EXERCISE DESCRIPTION: Copy every line of the records below where the word "right" occurs.

Start INPUT MATERIAL

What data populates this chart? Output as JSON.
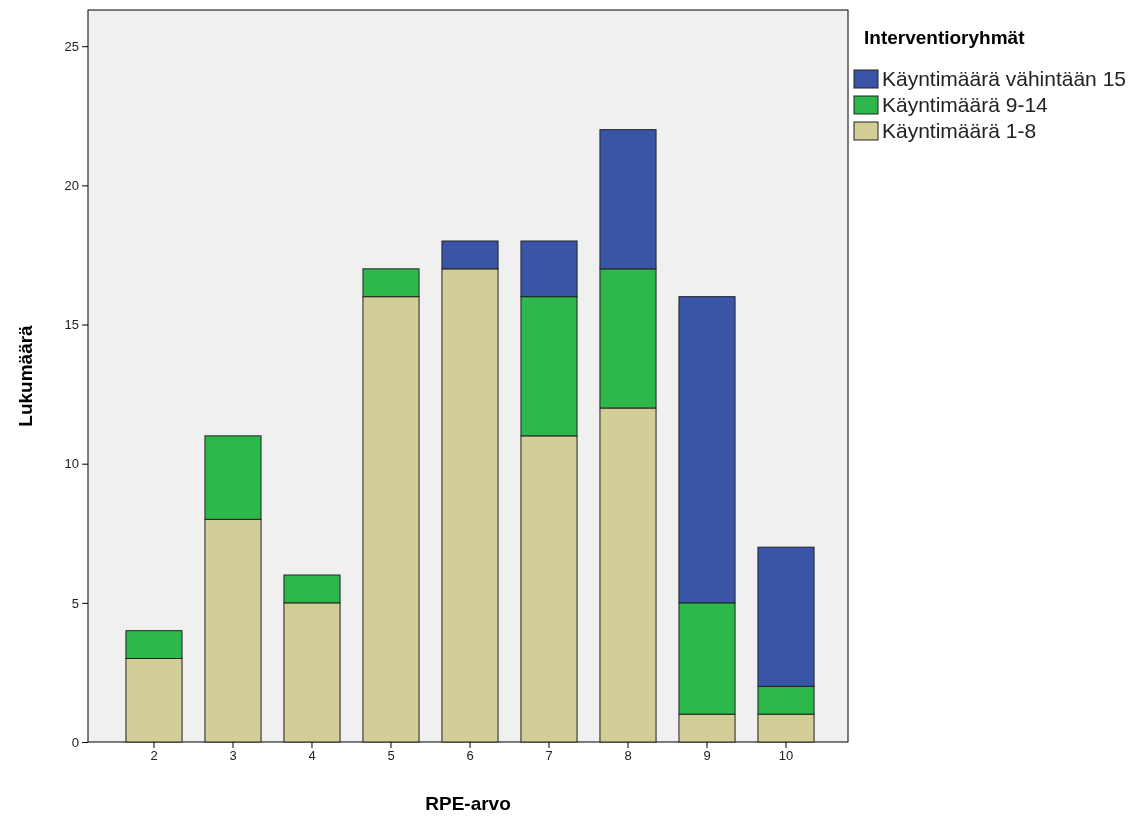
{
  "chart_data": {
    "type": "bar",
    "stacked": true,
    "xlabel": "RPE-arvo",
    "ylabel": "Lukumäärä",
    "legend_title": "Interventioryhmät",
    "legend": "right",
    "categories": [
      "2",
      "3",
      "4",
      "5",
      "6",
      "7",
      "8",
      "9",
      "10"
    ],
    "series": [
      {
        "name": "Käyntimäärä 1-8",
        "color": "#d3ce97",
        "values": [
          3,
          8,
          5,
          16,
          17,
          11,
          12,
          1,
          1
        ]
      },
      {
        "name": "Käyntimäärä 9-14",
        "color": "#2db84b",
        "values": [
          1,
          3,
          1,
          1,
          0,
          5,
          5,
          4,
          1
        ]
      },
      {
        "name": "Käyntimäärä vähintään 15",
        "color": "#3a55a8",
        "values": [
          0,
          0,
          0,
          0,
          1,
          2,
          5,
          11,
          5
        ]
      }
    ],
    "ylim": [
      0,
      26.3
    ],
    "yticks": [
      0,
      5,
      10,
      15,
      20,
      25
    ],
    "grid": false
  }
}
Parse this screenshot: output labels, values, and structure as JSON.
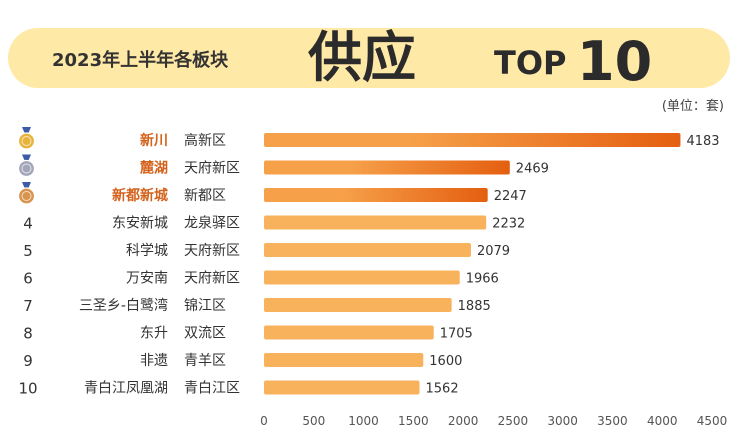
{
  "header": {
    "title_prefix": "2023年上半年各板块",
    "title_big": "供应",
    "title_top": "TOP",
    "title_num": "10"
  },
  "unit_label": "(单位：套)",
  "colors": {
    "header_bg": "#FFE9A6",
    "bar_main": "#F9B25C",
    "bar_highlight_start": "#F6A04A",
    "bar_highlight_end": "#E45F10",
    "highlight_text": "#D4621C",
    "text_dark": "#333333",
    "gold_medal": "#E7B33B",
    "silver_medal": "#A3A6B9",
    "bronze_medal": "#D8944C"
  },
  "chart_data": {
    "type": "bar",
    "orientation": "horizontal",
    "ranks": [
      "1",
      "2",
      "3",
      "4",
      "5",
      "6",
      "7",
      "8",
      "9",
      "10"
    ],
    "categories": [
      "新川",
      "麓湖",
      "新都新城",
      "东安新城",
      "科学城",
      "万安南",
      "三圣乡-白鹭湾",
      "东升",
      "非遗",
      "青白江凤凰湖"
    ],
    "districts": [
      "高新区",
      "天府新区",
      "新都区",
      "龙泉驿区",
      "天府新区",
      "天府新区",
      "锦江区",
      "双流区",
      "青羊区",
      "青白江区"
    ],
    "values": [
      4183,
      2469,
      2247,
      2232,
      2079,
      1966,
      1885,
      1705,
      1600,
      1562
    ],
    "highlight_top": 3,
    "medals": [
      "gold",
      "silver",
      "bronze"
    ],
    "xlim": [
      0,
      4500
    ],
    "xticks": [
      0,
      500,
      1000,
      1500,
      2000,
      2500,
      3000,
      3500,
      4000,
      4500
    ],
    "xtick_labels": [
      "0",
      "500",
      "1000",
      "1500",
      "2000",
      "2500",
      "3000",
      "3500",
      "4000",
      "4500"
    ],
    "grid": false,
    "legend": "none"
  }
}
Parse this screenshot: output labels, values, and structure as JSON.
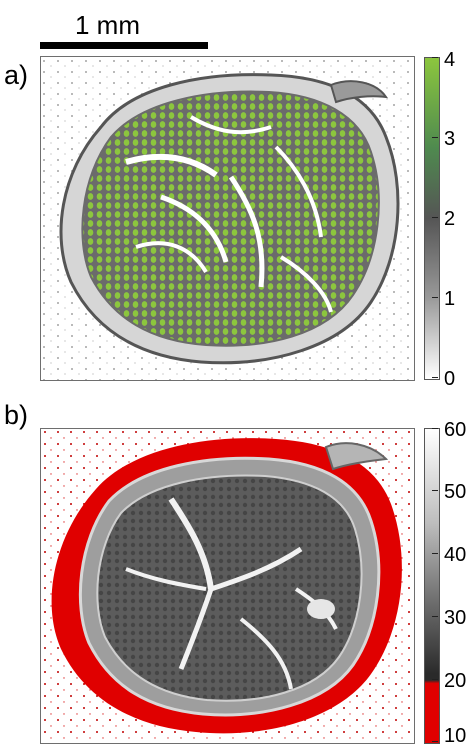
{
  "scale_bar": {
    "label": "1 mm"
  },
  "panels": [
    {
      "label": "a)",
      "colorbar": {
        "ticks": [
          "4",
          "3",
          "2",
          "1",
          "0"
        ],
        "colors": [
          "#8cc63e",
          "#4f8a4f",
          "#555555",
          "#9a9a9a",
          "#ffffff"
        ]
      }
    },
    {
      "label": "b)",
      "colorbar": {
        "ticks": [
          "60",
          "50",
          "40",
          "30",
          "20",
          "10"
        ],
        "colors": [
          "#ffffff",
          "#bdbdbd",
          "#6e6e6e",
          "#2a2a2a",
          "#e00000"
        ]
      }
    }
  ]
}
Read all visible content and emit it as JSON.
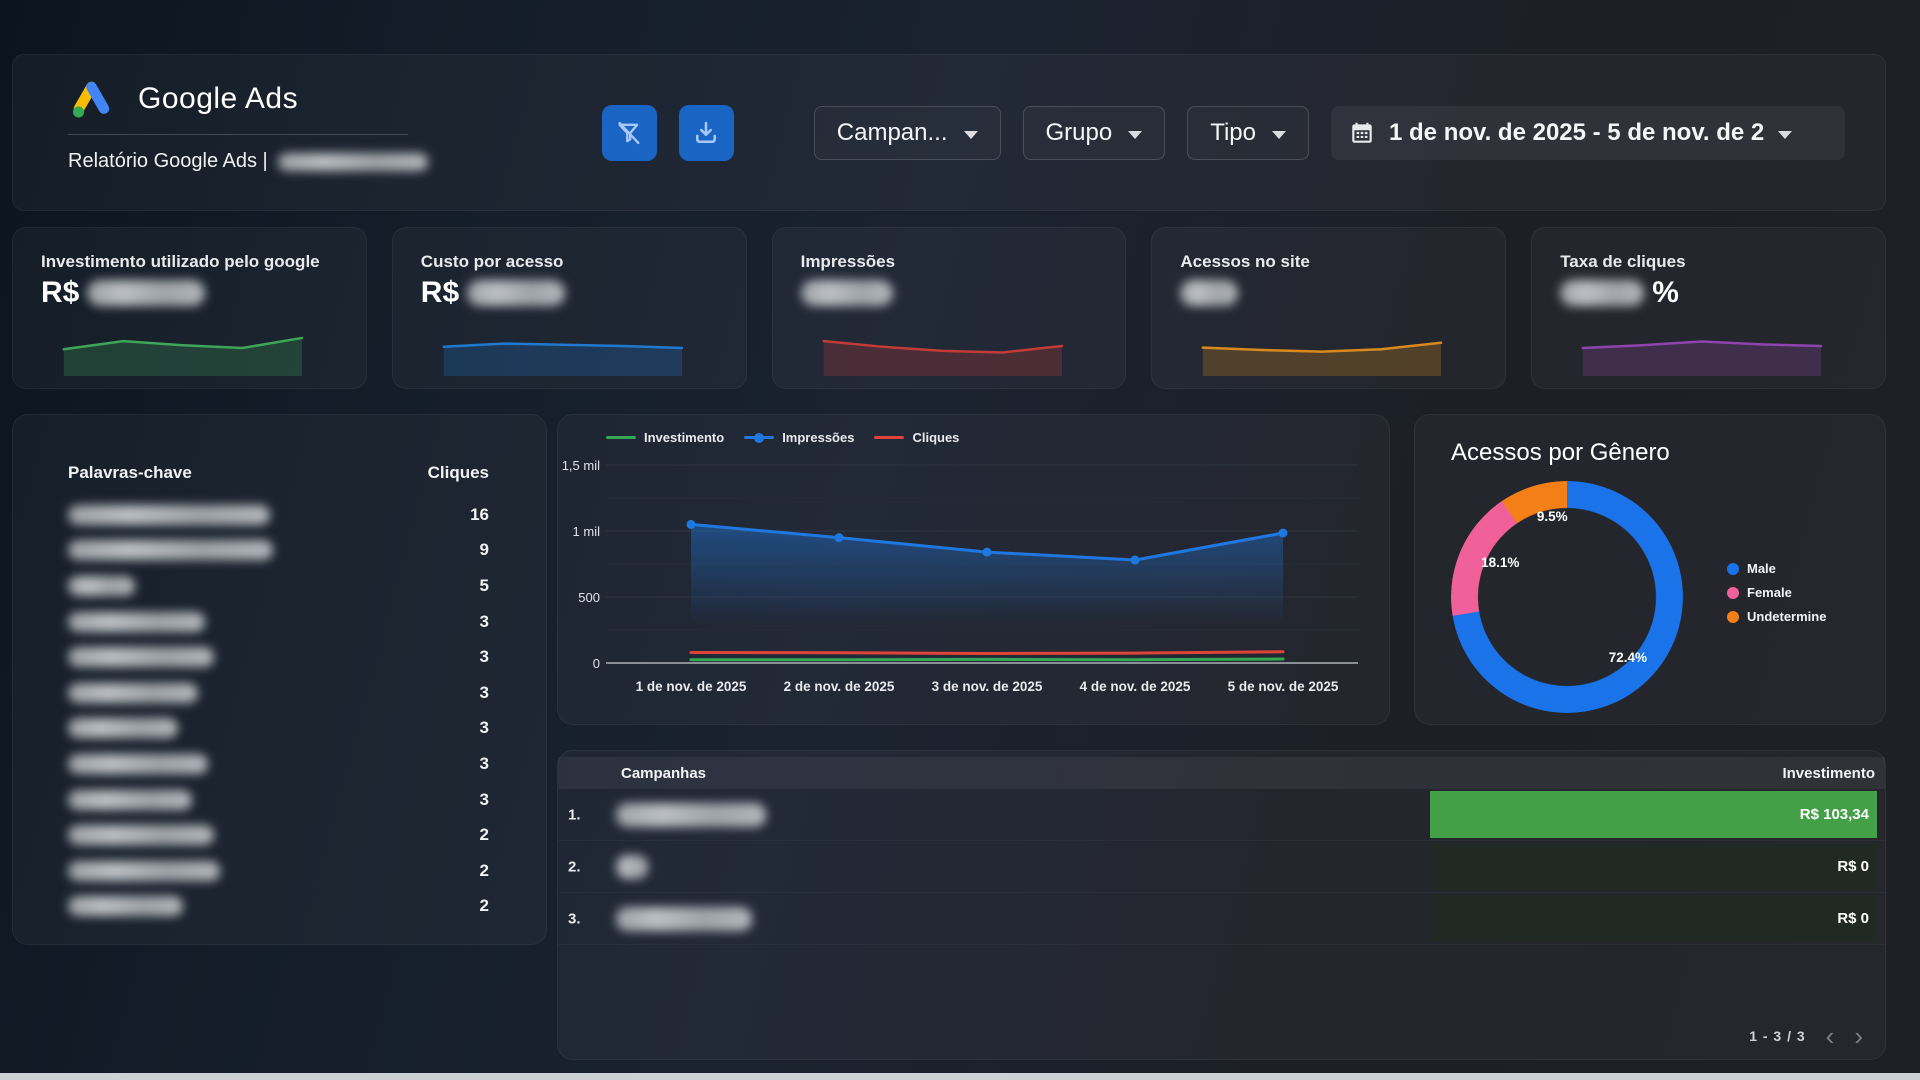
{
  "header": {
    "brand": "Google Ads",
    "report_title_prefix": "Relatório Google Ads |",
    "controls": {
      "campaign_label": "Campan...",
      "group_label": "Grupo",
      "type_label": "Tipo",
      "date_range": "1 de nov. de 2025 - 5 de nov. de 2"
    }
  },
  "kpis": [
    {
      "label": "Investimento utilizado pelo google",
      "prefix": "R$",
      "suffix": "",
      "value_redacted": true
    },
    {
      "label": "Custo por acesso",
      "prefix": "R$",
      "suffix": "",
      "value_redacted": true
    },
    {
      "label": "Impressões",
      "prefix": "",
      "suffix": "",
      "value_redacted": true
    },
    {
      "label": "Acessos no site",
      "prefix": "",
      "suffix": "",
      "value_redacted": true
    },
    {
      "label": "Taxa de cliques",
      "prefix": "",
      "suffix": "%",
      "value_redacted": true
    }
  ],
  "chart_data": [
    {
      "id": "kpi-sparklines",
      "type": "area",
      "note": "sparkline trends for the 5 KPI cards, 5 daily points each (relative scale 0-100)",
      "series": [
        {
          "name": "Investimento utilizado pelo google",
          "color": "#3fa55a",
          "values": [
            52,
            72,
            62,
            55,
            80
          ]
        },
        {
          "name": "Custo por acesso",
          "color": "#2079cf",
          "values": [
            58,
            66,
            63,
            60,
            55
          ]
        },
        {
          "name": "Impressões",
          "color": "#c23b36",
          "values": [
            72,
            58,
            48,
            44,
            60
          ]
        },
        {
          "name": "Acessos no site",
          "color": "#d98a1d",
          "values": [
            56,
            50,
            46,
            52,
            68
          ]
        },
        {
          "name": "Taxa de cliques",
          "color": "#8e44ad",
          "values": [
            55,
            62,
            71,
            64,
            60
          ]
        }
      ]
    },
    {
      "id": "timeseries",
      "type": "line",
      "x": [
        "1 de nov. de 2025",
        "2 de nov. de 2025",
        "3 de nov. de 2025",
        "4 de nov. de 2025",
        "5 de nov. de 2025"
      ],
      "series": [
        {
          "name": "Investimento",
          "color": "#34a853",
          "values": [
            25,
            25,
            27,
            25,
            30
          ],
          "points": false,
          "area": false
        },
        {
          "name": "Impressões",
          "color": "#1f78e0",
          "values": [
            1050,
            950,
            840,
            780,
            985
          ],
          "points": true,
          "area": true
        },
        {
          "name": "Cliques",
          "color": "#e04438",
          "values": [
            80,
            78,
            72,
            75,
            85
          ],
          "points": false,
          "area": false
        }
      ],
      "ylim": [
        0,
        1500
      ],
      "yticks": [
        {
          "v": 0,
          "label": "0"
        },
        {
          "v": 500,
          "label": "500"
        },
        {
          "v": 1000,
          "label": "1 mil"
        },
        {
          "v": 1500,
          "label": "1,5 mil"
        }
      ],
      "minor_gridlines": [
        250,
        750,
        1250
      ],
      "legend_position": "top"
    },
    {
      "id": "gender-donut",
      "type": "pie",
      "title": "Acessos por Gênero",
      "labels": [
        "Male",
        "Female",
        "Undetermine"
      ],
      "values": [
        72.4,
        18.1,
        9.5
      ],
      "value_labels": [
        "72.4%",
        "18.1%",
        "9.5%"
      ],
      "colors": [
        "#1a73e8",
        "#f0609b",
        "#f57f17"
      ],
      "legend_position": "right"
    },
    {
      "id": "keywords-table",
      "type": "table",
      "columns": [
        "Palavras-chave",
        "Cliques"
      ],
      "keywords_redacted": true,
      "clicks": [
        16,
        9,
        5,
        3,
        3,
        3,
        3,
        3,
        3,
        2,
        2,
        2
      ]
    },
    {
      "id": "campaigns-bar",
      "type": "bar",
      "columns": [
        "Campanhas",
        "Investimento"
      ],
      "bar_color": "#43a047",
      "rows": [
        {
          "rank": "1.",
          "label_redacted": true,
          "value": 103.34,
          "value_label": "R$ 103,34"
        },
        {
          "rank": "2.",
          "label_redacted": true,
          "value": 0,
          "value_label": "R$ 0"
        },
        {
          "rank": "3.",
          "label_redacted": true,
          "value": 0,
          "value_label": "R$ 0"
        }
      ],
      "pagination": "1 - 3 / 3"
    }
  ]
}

End INPUT MATERIAL

ANSWER:
    "legend": "right",
      "legend_position": "right"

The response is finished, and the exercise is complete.